* [Given request]
Copy the records below exactly, omitting any pictures they contain.

* [Exercise materials]
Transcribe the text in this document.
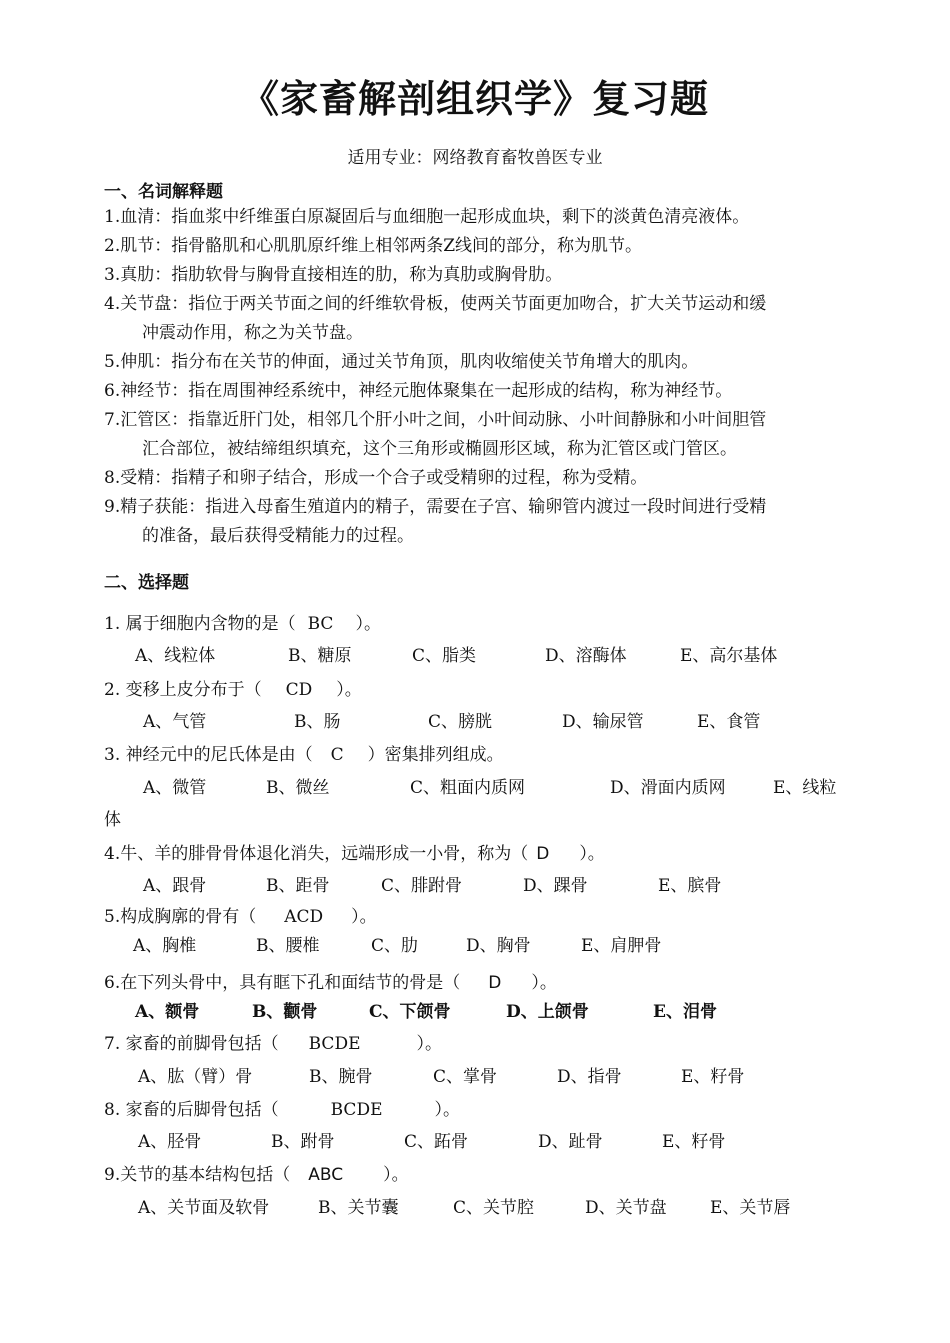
《家畜解剖组织学》复习题
适用专业：网络教育畜牧兽医专业
一、名词解释题
1.血清：指血浆中纤维蛋白原凝固后与血细胞一起形成血块，剩下的淡黄色清亮液体。
2.肌节：指骨骼肌和心肌肌原纤维上相邻两条Z线间的部分，称为肌节。
3.真肋：指肋软骨与胸骨直接相连的肋，称为真肋或胸骨肋。
4.关节盘：指位于两关节面之间的纤维软骨板，使两关节面更加吻合，扩大关节运动和缓
冲震动作用，称之为关节盘。
5.伸肌：指分布在关节的伸面，通过关节角顶，肌肉收缩使关节角增大的肌肉。
6.神经节：指在周围神经系统中，神经元胞体聚集在一起形成的结构，称为神经节。
7.汇管区：指靠近肝门处，相邻几个肝小叶之间，小叶间动脉、小叶间静脉和小叶间胆管
汇合部位，被结缔组织填充，这个三角形或椭圆形区域，称为汇管区或门管区。
8.受精：指精子和卵子结合，形成一个合子或受精卵的过程，称为受精。
9.精子获能：指进入母畜生殖道内的精子，需要在子宫、输卵管内渡过一段时间进行受精
的准备，最后获得受精能力的过程。
二、选择题
1. 属于细胞内含物的是（ BC ）。
A、线粒体	B、糖原	C、脂类	D、溶酶体	E、高尔基体
2. 变移上皮分布于（ CD ）。
A、气管	B、肠	C、膀胱	D、输尿管	E、食管
3. 神经元中的尼氏体是由（ C ）密集排列组成。
A、微管	B、微丝	C、粗面内质网	D、滑面内质网	E、线粒
体
4.牛、羊的腓骨骨体退化消失，远端形成一小骨，称为（ D ）。
A、跟骨	B、距骨	C、腓跗骨	D、踝骨	E、膑骨
5.构成胸廓的骨有（ ACD ）。
A、胸椎	B、腰椎	C、肋	D、胸骨	E、肩胛骨
6.在下列头骨中，具有眶下孔和面结节的骨是（ D ）。
A、额骨	B、颧骨	C、下颌骨	D、上颌骨	E、泪骨
7. 家畜的前脚骨包括（ BCDE	）。
A、肱（臂）骨	B、腕骨	C、掌骨	D、指骨	E、籽骨
8. 家畜的后脚骨包括（	BCDE	）。
A、胫骨	B、跗骨	C、跖骨	D、趾骨	E、籽骨
9.关节的基本结构包括（ ABC ）。
A、关节面及软骨	B、关节囊	C、关节腔	D、关节盘	E、关节唇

* [Answer to the problem]
Transcribe the text in this document.
《家畜解剖组织学》复习题
适用专业：网络教育畜牧兽医专业
一、名词解释题
1.血清：指血浆中纤维蛋白原凝固后与血细胞一起形成血块，剩下的淡黄色清亮液体。
2.肌节：指骨骼肌和心肌肌原纤维上相邻两条Z线间的部分，称为肌节。
3.真肋：指肋软骨与胸骨直接相连的肋，称为真肋或胸骨肋。
4.关节盘：指位于两关节面之间的纤维软骨板，使两关节面更加吻合，扩大关节运动和缓
冲震动作用，称之为关节盘。
5.伸肌：指分布在关节的伸面，通过关节角顶，肌肉收缩使关节角增大的肌肉。
6.神经节：指在周围神经系统中，神经元胞体聚集在一起形成的结构，称为神经节。
7.汇管区：指靠近肝门处，相邻几个肝小叶之间，小叶间动脉、小叶间静脉和小叶间胆管
汇合部位，被结缔组织填充，这个三角形或椭圆形区域，称为汇管区或门管区。
8.受精：指精子和卵子结合，形成一个合子或受精卵的过程，称为受精。
9.精子获能：指进入母畜生殖道内的精子，需要在子宫、输卵管内渡过一段时间进行受精
的准备，最后获得受精能力的过程。
二、选择题
1. 属于细胞内含物的是（ BC ）。
A、线粒体	B、糖原	C、脂类	D、溶酶体	E、高尔基体
2. 变移上皮分布于（ CD ）。
A、气管	B、肠	C、膀胱	D、输尿管	E、食管
3. 神经元中的尼氏体是由（ C ）密集排列组成。
A、微管	B、微丝	C、粗面内质网	D、滑面内质网	E、线粒
体
4.牛、羊的腓骨骨体退化消失，远端形成一小骨，称为（ D ）。
A、跟骨	B、距骨	C、腓跗骨	D、踝骨	E、膑骨
5.构成胸廓的骨有（ ACD ）。
A、胸椎	B、腰椎	C、肋	D、胸骨	E、肩胛骨
6.在下列头骨中，具有眶下孔和面结节的骨是（ D ）。
A、额骨	B、颧骨	C、下颌骨	D、上颌骨	E、泪骨
7. 家畜的前脚骨包括（ BCDE	）。
A、肱（臂）骨	B、腕骨	C、掌骨	D、指骨	E、籽骨
8. 家畜的后脚骨包括（	BCDE	）。
A、胫骨	B、跗骨	C、跖骨	D、趾骨	E、籽骨
9.关节的基本结构包括（ ABC ）。
A、关节面及软骨	B、关节囊	C、关节腔	D、关节盘	E、关节唇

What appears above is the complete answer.